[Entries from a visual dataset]
---------------
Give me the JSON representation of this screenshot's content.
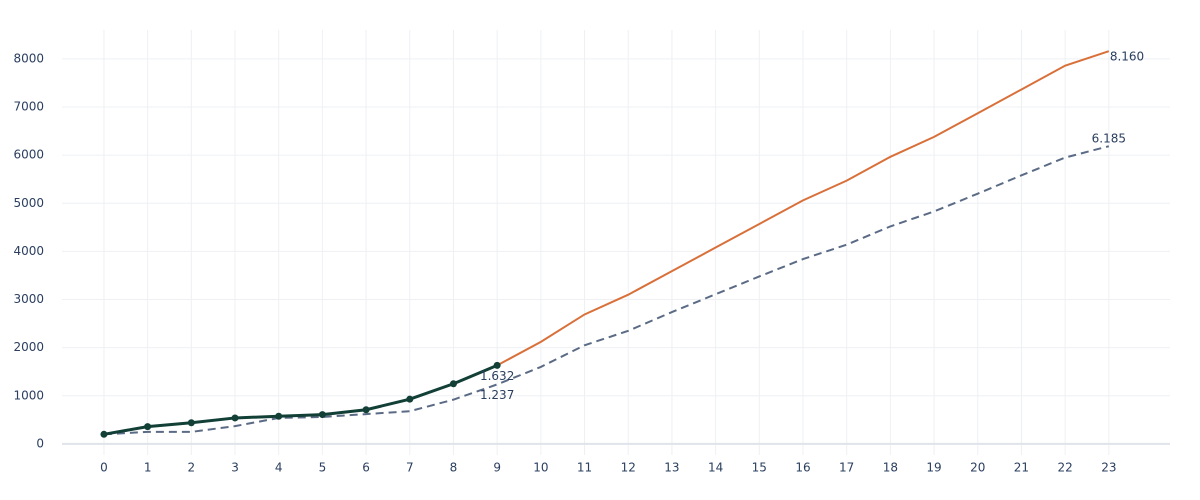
{
  "chart_data": {
    "type": "line",
    "xlim": [
      -0.96,
      24.4
    ],
    "ylim": [
      -230,
      8600
    ],
    "xticks": [
      0,
      1,
      2,
      3,
      4,
      5,
      6,
      7,
      8,
      9,
      10,
      11,
      12,
      13,
      14,
      15,
      16,
      17,
      18,
      19,
      20,
      21,
      22,
      23
    ],
    "yticks": [
      0,
      1000,
      2000,
      3000,
      4000,
      5000,
      6000,
      7000,
      8000
    ],
    "grid": true,
    "series": [
      {
        "color": "#5b6b85",
        "dash": true,
        "markers": false,
        "x": [
          0,
          1,
          2,
          3,
          4,
          5,
          6,
          7,
          8,
          9,
          10,
          11,
          12,
          13,
          14,
          15,
          16,
          17,
          18,
          19,
          20,
          21,
          22,
          23
        ],
        "values": [
          200,
          250,
          250,
          370,
          540,
          560,
          620,
          680,
          920,
          1237,
          1600,
          2050,
          2350,
          2740,
          3110,
          3480,
          3840,
          4140,
          4520,
          4830,
          5200,
          5580,
          5950,
          6185
        ],
        "value_labels": [
          null,
          null,
          null,
          null,
          null,
          null,
          null,
          null,
          null,
          "1.237",
          null,
          null,
          null,
          null,
          null,
          null,
          null,
          null,
          null,
          null,
          null,
          null,
          null,
          "6.185"
        ]
      },
      {
        "color": "#d9703a",
        "dash": false,
        "markers": false,
        "x": [
          9,
          10,
          11,
          12,
          13,
          14,
          15,
          16,
          17,
          18,
          19,
          20,
          21,
          22,
          23
        ],
        "values": [
          1632,
          2120,
          2690,
          3100,
          3590,
          4080,
          4570,
          5060,
          5470,
          5965,
          6380,
          6870,
          7365,
          7860,
          8160
        ],
        "value_labels": [
          null,
          null,
          null,
          null,
          null,
          null,
          null,
          null,
          null,
          null,
          null,
          null,
          null,
          null,
          "8.160"
        ]
      },
      {
        "color": "#123f36",
        "dash": false,
        "markers": true,
        "x": [
          0,
          1,
          2,
          3,
          4,
          5,
          6,
          7,
          8,
          9
        ],
        "values": [
          200,
          360,
          440,
          540,
          575,
          610,
          710,
          930,
          1250,
          1632
        ],
        "value_labels": [
          null,
          null,
          null,
          null,
          null,
          null,
          null,
          null,
          null,
          "1.632"
        ]
      }
    ]
  }
}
---------------
Leave out the pictures and copy the rest of the material above exactly.

Expected output:
Give me the JSON representation of this screenshot's content.
{
  "chart_data": {
    "type": "line",
    "xlim": [
      -0.96,
      24.4
    ],
    "ylim": [
      -230,
      8600
    ],
    "xticks": [
      0,
      1,
      2,
      3,
      4,
      5,
      6,
      7,
      8,
      9,
      10,
      11,
      12,
      13,
      14,
      15,
      16,
      17,
      18,
      19,
      20,
      21,
      22,
      23
    ],
    "yticks": [
      0,
      1000,
      2000,
      3000,
      4000,
      5000,
      6000,
      7000,
      8000
    ],
    "grid": true,
    "series": [
      {
        "color": "#5b6b85",
        "dash": true,
        "markers": false,
        "x": [
          0,
          1,
          2,
          3,
          4,
          5,
          6,
          7,
          8,
          9,
          10,
          11,
          12,
          13,
          14,
          15,
          16,
          17,
          18,
          19,
          20,
          21,
          22,
          23
        ],
        "values": [
          200,
          250,
          250,
          370,
          540,
          560,
          620,
          680,
          920,
          1237,
          1600,
          2050,
          2350,
          2740,
          3110,
          3480,
          3840,
          4140,
          4520,
          4830,
          5200,
          5580,
          5950,
          6185
        ],
        "value_labels": [
          null,
          null,
          null,
          null,
          null,
          null,
          null,
          null,
          null,
          "1.237",
          null,
          null,
          null,
          null,
          null,
          null,
          null,
          null,
          null,
          null,
          null,
          null,
          null,
          "6.185"
        ]
      },
      {
        "color": "#d9703a",
        "dash": false,
        "markers": false,
        "x": [
          9,
          10,
          11,
          12,
          13,
          14,
          15,
          16,
          17,
          18,
          19,
          20,
          21,
          22,
          23
        ],
        "values": [
          1632,
          2120,
          2690,
          3100,
          3590,
          4080,
          4570,
          5060,
          5470,
          5965,
          6380,
          6870,
          7365,
          7860,
          8160
        ],
        "value_labels": [
          null,
          null,
          null,
          null,
          null,
          null,
          null,
          null,
          null,
          null,
          null,
          null,
          null,
          null,
          "8.160"
        ]
      },
      {
        "color": "#123f36",
        "dash": false,
        "markers": true,
        "x": [
          0,
          1,
          2,
          3,
          4,
          5,
          6,
          7,
          8,
          9
        ],
        "values": [
          200,
          360,
          440,
          540,
          575,
          610,
          710,
          930,
          1250,
          1632
        ],
        "value_labels": [
          null,
          null,
          null,
          null,
          null,
          null,
          null,
          null,
          null,
          "1.632"
        ]
      }
    ]
  }
}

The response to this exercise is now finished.